* Dataset entries:
▶

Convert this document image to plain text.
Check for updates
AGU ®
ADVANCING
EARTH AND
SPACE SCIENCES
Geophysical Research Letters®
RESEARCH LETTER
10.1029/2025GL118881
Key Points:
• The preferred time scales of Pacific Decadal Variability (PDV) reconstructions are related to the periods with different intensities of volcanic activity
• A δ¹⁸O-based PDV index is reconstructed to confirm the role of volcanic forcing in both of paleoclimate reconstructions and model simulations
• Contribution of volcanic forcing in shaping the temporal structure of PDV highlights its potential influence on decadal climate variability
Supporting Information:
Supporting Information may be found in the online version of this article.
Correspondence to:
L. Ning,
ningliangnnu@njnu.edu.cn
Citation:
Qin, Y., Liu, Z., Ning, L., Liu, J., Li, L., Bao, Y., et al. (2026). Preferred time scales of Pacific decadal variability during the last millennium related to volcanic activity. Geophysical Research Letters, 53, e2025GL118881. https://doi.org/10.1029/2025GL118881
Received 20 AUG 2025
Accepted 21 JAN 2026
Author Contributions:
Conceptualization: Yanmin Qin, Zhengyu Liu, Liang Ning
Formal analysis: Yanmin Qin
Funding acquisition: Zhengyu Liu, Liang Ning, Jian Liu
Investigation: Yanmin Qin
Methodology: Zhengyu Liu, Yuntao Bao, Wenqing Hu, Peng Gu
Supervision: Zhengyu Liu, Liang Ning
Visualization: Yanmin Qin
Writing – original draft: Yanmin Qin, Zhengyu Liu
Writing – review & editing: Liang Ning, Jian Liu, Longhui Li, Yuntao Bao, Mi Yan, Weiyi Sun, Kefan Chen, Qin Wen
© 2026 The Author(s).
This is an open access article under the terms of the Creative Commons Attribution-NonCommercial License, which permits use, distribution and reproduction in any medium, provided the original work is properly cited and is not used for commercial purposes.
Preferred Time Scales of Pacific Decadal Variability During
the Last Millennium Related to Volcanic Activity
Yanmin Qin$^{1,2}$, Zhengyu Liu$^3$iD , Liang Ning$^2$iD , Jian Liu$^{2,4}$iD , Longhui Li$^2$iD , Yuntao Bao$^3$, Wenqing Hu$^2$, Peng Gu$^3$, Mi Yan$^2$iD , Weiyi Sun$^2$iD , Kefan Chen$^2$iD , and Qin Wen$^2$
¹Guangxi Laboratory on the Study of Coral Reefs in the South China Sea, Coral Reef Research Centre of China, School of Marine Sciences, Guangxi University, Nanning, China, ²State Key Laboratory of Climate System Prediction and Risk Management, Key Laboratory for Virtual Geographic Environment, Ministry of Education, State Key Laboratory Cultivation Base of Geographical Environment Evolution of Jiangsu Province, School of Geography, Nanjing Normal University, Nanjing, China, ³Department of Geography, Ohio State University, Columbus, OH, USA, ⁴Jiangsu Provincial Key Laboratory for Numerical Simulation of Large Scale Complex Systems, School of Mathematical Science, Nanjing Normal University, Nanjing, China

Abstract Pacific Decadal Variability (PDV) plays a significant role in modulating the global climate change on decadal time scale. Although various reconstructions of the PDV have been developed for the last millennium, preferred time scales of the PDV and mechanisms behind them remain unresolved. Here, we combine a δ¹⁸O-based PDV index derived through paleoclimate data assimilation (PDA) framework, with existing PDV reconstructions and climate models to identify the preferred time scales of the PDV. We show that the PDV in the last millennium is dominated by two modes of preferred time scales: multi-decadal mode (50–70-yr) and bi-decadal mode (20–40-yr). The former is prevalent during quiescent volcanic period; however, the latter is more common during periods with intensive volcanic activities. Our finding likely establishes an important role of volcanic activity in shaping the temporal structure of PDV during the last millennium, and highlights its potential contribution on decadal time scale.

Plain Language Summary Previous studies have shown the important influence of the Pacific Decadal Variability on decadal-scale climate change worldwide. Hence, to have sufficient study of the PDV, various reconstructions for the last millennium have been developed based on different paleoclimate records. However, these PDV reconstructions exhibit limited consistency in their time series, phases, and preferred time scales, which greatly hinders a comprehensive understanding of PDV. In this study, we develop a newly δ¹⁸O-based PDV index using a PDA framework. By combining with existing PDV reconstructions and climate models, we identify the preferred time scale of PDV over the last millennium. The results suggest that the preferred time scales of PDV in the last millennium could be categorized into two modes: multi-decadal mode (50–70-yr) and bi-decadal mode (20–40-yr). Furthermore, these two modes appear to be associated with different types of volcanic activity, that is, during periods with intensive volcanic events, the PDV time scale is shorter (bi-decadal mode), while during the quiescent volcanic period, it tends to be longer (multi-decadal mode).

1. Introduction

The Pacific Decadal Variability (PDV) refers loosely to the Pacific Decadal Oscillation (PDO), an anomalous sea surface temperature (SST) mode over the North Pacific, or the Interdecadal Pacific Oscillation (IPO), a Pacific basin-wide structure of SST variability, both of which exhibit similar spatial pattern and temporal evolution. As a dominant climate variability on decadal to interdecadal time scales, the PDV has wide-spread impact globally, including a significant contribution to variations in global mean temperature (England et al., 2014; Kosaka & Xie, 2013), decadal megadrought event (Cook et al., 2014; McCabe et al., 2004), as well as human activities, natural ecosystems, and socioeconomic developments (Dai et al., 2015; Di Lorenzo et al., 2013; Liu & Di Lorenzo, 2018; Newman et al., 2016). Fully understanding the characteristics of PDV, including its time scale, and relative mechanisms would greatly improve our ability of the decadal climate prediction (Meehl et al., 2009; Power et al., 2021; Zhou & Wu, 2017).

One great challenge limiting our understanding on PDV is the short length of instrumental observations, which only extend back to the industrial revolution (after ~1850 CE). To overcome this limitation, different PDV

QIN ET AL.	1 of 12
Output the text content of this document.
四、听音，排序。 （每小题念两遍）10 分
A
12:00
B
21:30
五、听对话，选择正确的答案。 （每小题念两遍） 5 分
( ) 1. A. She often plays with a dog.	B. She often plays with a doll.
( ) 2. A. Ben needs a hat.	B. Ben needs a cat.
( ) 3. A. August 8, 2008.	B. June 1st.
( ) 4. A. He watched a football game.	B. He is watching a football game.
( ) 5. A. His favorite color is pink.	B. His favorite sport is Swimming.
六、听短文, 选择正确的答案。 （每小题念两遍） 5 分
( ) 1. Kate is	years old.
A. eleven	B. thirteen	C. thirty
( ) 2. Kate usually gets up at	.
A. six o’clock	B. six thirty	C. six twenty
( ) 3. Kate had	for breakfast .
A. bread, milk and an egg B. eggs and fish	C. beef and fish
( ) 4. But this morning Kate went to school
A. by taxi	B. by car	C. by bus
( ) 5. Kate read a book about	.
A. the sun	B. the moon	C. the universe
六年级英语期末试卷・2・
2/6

◀

* Your task:
Starting from the line containing "Output the text content of this document.", repeat each line through the end of the entries, exactly.

* Result of this task:
Output the text content of this document.
四、听音，排序。 （每小题念两遍）10 分
A
12:00
B
21:30
五、听对话，选择正确的答案。 （每小题念两遍） 5 分
( ) 1. A. She often plays with a dog.	B. She often plays with a doll.
( ) 2. A. Ben needs a hat.	B. Ben needs a cat.
( ) 3. A. August 8, 2008.	B. June 1st.
( ) 4. A. He watched a football game.	B. He is watching a football game.
( ) 5. A. His favorite color is pink.	B. His favorite sport is Swimming.
六、听短文, 选择正确的答案。 （每小题念两遍） 5 分
( ) 1. Kate is	years old.
A. eleven	B. thirteen	C. thirty
( ) 2. Kate usually gets up at	.
A. six o’clock	B. six thirty	C. six twenty
( ) 3. Kate had	for breakfast .
A. bread, milk and an egg B. eggs and fish	C. beef and fish
( ) 4. But this morning Kate went to school
A. by taxi	B. by car	C. by bus
( ) 5. Kate read a book about	.
A. the sun	B. the moon	C. the universe
六年级英语期末试卷・2・
2/6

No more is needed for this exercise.